- [WORK INSTRUCTIONS]:
Work out how many lines hold the string "type". The answer is a single number, nothing more.

- [SUPPLIED RECORDS]:
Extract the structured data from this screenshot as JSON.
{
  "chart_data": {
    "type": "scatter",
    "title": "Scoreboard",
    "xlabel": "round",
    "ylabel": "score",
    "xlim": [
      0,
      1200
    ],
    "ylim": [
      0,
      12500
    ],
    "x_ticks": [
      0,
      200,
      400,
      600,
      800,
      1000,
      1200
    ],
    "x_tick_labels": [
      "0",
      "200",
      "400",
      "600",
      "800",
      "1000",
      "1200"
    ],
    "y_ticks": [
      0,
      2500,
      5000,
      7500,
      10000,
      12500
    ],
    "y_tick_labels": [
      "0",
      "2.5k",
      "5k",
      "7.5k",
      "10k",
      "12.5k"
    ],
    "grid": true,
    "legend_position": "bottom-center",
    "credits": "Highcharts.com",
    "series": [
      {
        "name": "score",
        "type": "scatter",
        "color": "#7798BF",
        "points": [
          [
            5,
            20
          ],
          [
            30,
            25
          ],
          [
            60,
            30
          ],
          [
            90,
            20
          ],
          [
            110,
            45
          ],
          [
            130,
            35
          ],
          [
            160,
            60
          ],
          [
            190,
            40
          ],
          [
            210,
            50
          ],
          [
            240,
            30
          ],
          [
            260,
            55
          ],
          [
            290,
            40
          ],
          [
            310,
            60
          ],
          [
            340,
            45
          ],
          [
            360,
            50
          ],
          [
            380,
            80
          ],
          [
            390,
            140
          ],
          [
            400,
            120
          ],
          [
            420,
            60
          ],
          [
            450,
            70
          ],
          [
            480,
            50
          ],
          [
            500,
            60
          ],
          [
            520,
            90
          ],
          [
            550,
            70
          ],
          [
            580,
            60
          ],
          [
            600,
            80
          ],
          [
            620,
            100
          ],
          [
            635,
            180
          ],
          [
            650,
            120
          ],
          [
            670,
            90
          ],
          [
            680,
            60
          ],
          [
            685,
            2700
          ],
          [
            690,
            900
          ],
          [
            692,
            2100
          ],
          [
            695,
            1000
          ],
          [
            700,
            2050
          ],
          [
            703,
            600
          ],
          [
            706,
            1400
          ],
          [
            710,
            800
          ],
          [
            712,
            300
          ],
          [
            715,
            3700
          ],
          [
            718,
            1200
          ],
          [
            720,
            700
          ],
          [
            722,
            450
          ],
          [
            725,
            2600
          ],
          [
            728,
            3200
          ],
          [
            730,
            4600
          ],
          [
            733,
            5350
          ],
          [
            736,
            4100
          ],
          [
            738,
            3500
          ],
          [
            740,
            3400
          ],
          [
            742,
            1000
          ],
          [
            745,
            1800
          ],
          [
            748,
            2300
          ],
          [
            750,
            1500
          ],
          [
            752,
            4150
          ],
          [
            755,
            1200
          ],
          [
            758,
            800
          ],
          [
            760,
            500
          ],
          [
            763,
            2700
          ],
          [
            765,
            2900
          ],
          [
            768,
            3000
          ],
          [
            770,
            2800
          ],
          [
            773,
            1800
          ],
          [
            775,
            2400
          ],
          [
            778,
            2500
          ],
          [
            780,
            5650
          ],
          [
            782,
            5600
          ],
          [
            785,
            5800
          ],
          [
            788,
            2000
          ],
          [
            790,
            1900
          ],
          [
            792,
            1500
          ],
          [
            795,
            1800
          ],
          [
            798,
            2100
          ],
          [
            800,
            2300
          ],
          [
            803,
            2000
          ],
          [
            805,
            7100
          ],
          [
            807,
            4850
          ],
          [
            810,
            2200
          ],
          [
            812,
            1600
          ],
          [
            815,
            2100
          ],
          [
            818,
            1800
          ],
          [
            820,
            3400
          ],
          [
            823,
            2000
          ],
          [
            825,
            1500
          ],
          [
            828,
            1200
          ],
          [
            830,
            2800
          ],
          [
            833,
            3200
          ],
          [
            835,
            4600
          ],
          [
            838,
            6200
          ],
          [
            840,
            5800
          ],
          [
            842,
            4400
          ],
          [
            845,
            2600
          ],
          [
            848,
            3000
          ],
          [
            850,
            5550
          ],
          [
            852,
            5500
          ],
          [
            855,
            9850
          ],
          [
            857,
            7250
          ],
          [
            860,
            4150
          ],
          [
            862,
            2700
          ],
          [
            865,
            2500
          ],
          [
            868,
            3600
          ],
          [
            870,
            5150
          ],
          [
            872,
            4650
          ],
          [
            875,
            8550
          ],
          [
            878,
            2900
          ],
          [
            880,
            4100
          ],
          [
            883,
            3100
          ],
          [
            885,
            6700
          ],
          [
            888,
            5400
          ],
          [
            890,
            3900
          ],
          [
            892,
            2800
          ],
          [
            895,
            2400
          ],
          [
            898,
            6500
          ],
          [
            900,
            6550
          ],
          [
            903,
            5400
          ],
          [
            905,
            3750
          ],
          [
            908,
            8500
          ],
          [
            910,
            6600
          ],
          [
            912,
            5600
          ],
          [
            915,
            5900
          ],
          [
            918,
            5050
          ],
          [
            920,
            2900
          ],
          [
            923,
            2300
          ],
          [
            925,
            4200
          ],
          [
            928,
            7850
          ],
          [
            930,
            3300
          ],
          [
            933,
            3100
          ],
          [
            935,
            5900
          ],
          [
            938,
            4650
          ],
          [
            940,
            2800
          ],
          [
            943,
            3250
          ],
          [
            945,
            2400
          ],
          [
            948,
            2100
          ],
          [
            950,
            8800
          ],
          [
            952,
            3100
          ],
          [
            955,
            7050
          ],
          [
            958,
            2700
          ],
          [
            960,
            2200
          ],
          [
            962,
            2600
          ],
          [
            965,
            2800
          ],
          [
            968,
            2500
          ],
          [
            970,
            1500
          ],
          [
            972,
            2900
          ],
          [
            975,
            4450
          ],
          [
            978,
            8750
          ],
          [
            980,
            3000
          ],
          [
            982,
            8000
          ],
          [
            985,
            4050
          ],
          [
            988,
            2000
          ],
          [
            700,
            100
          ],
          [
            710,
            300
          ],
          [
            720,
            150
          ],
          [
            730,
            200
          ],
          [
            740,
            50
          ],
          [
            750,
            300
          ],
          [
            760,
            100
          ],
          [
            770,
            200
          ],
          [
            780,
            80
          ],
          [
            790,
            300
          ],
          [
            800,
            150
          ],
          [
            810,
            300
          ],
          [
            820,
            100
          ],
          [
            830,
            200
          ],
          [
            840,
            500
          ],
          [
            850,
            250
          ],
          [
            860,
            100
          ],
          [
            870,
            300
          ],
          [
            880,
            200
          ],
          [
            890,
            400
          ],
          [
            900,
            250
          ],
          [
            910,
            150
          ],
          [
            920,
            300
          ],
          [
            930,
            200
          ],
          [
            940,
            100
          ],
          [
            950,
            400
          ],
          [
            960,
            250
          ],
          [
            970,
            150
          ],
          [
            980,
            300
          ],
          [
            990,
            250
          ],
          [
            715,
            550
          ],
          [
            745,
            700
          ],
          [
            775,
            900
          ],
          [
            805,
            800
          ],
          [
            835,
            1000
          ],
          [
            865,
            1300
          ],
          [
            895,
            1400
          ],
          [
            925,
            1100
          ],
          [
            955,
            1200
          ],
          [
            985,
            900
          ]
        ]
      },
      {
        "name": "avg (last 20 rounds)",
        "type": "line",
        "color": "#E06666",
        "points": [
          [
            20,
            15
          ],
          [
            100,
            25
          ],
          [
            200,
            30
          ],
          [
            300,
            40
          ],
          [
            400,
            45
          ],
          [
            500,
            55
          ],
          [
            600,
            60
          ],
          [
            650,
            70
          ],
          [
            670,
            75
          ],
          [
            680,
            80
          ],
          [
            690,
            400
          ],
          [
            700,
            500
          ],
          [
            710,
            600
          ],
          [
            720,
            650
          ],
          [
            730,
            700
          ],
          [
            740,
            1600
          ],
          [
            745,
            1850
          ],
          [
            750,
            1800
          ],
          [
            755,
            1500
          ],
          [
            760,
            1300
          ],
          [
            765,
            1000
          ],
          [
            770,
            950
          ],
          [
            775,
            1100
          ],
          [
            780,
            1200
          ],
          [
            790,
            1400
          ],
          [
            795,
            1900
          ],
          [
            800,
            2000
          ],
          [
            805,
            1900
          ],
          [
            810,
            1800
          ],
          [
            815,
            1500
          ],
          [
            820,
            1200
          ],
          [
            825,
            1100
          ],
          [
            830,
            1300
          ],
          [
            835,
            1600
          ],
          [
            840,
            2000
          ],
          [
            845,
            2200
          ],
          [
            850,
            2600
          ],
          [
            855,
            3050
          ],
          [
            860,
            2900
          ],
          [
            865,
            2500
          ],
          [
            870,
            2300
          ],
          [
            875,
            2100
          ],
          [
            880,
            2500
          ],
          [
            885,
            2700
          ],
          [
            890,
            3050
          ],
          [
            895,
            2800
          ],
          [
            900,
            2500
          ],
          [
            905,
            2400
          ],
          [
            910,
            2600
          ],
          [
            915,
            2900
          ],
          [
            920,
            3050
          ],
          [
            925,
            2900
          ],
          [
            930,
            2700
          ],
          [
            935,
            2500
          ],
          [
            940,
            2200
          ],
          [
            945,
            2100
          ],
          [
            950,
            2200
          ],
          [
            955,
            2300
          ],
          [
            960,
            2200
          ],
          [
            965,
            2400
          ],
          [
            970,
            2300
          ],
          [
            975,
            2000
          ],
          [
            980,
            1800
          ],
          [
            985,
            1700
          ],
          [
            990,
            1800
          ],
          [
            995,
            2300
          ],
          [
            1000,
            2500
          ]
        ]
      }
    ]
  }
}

- [RESPONSE FOR THIS EXERCISE]:
3